** begin **
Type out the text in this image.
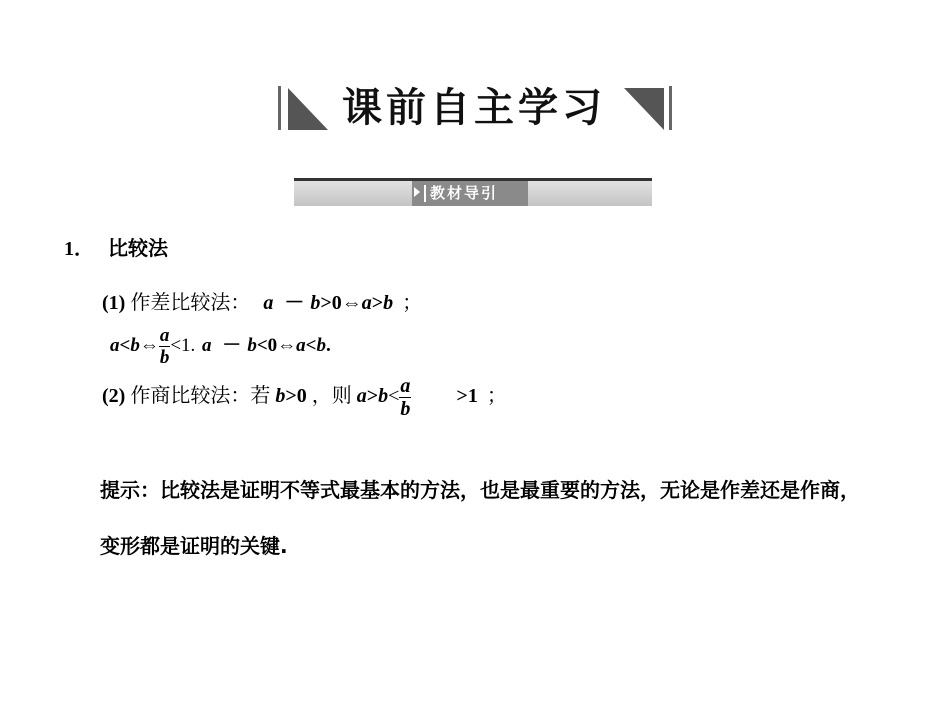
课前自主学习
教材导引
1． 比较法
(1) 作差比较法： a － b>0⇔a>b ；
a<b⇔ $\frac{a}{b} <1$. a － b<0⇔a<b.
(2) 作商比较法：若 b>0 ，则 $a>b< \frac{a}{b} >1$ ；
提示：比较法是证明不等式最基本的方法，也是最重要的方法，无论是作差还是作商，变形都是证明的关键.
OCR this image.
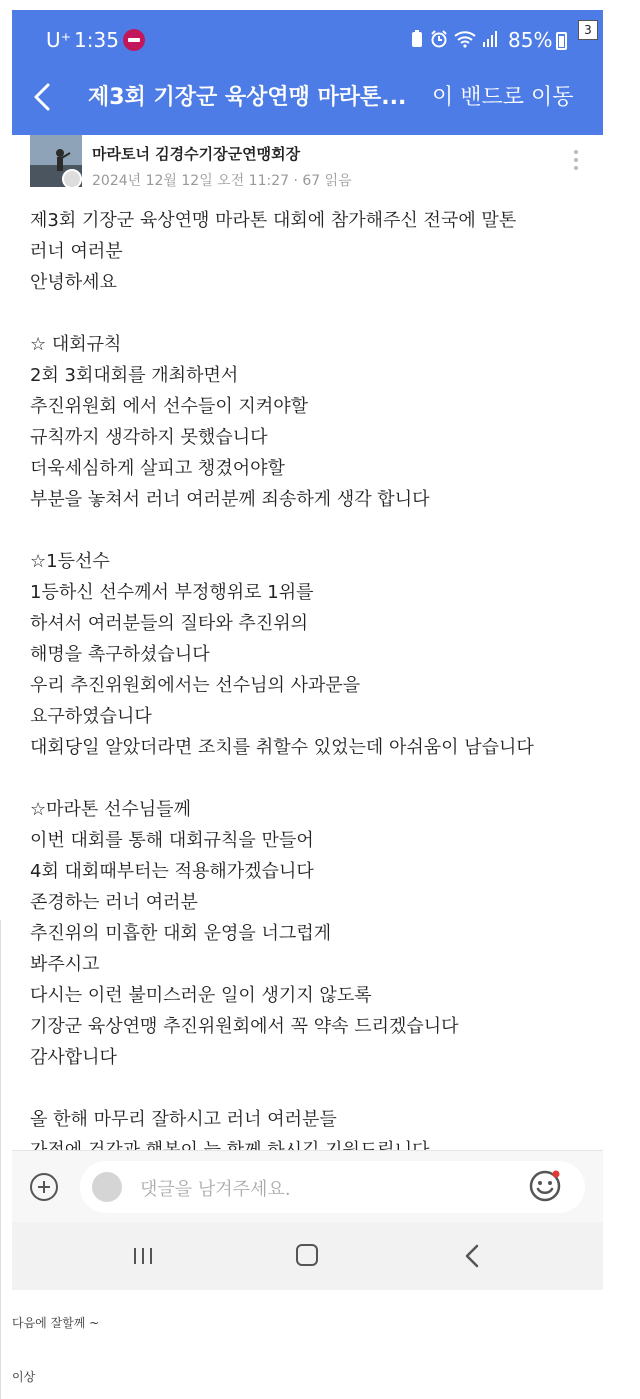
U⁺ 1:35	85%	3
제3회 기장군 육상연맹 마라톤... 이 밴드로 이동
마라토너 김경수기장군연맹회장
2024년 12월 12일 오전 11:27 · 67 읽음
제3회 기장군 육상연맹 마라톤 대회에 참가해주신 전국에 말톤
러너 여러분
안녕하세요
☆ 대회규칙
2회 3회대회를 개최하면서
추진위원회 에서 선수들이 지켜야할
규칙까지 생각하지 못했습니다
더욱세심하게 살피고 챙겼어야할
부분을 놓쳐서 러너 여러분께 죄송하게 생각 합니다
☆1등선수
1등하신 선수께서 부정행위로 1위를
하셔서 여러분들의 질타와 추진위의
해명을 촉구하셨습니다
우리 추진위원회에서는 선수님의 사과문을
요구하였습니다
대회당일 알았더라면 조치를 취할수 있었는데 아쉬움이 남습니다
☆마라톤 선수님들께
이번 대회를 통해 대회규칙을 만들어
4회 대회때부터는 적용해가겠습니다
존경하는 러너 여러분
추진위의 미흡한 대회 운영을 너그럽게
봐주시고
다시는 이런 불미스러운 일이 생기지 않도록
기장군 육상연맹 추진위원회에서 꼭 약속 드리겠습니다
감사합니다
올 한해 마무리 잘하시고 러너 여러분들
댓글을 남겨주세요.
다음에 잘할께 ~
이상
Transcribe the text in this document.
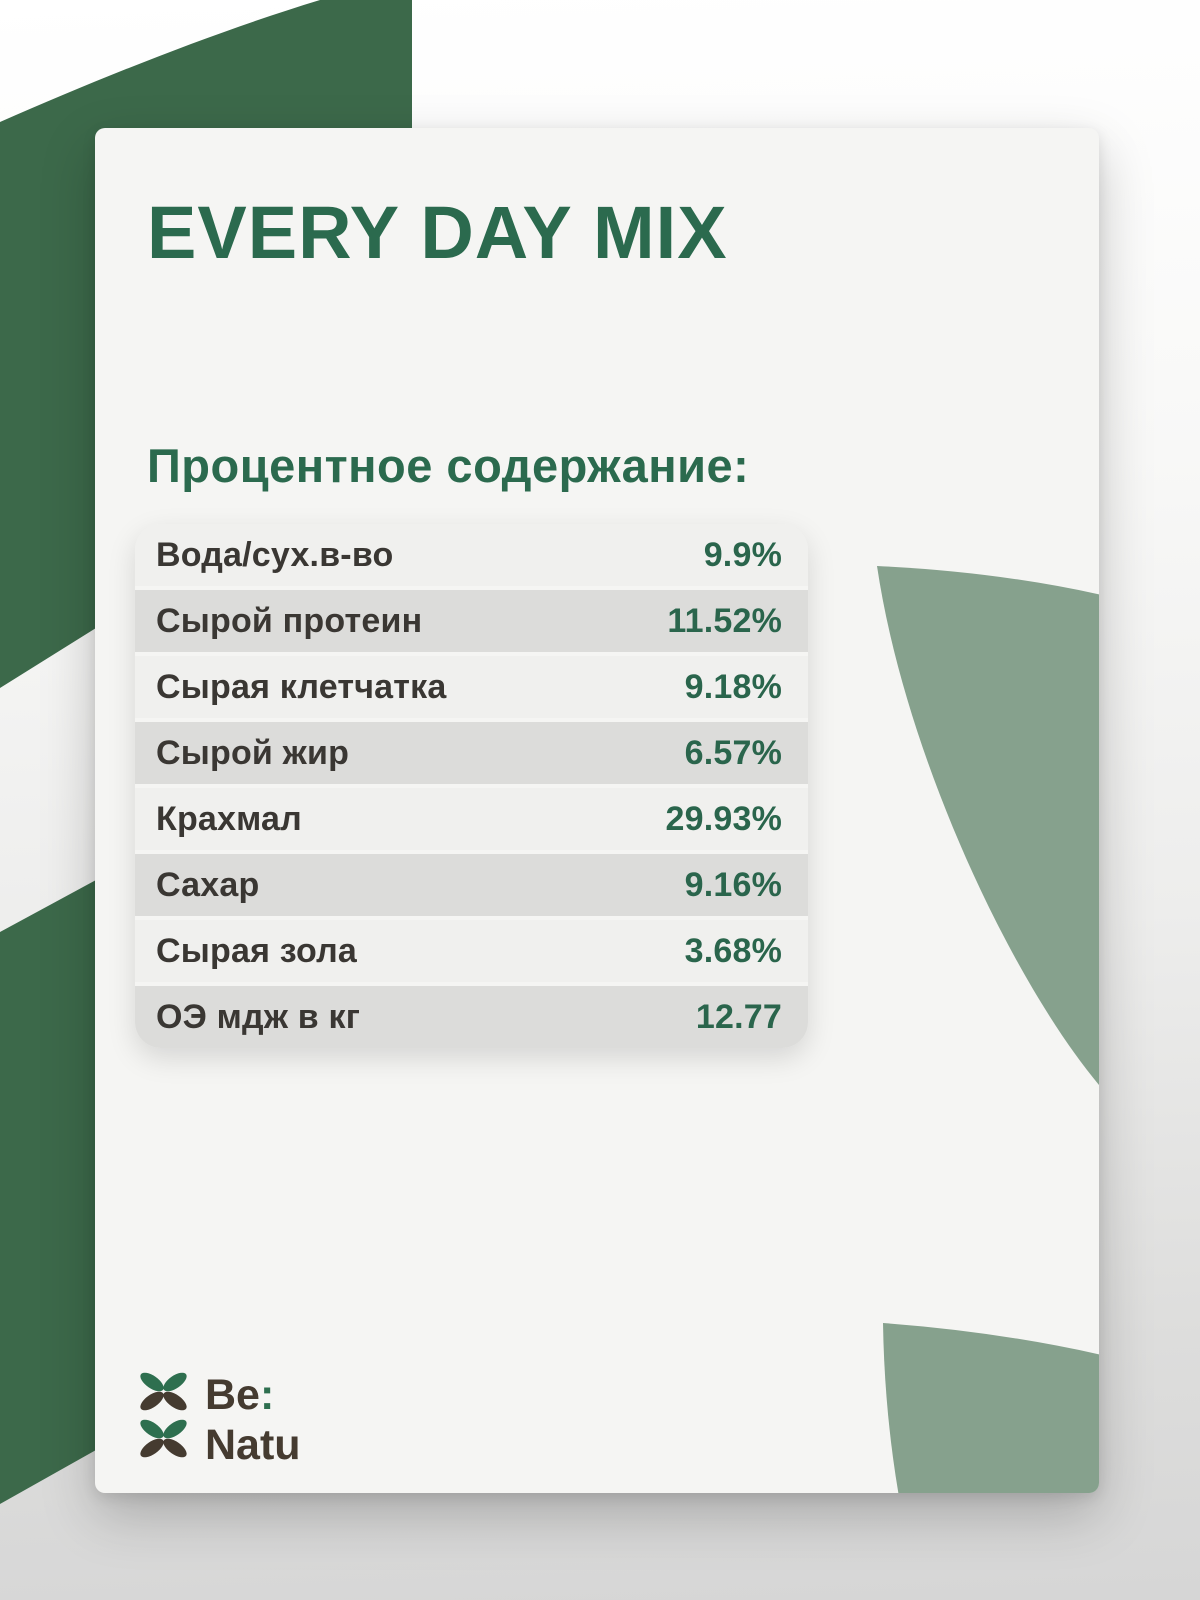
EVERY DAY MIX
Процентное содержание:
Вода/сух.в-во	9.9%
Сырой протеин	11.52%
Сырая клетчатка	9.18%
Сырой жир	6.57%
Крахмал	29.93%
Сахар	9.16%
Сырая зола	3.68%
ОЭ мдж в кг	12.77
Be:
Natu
** end **
### WHAT YOU HAVE TO DO
Retype the lines exactly as they appear, beginning with the line that contains "Transcribe the text in this document." and ending with the final line of the entries, and omit the pictures.

### CORRECT RESPONSE
Transcribe the text in this document.
EVERY DAY MIX
Процентное содержание:
Вода/сух.в-во	9.9%
Сырой протеин	11.52%
Сырая клетчатка	9.18%
Сырой жир	6.57%
Крахмал	29.93%
Сахар	9.16%
Сырая зола	3.68%
ОЭ мдж в кг	12.77
Be:
Natu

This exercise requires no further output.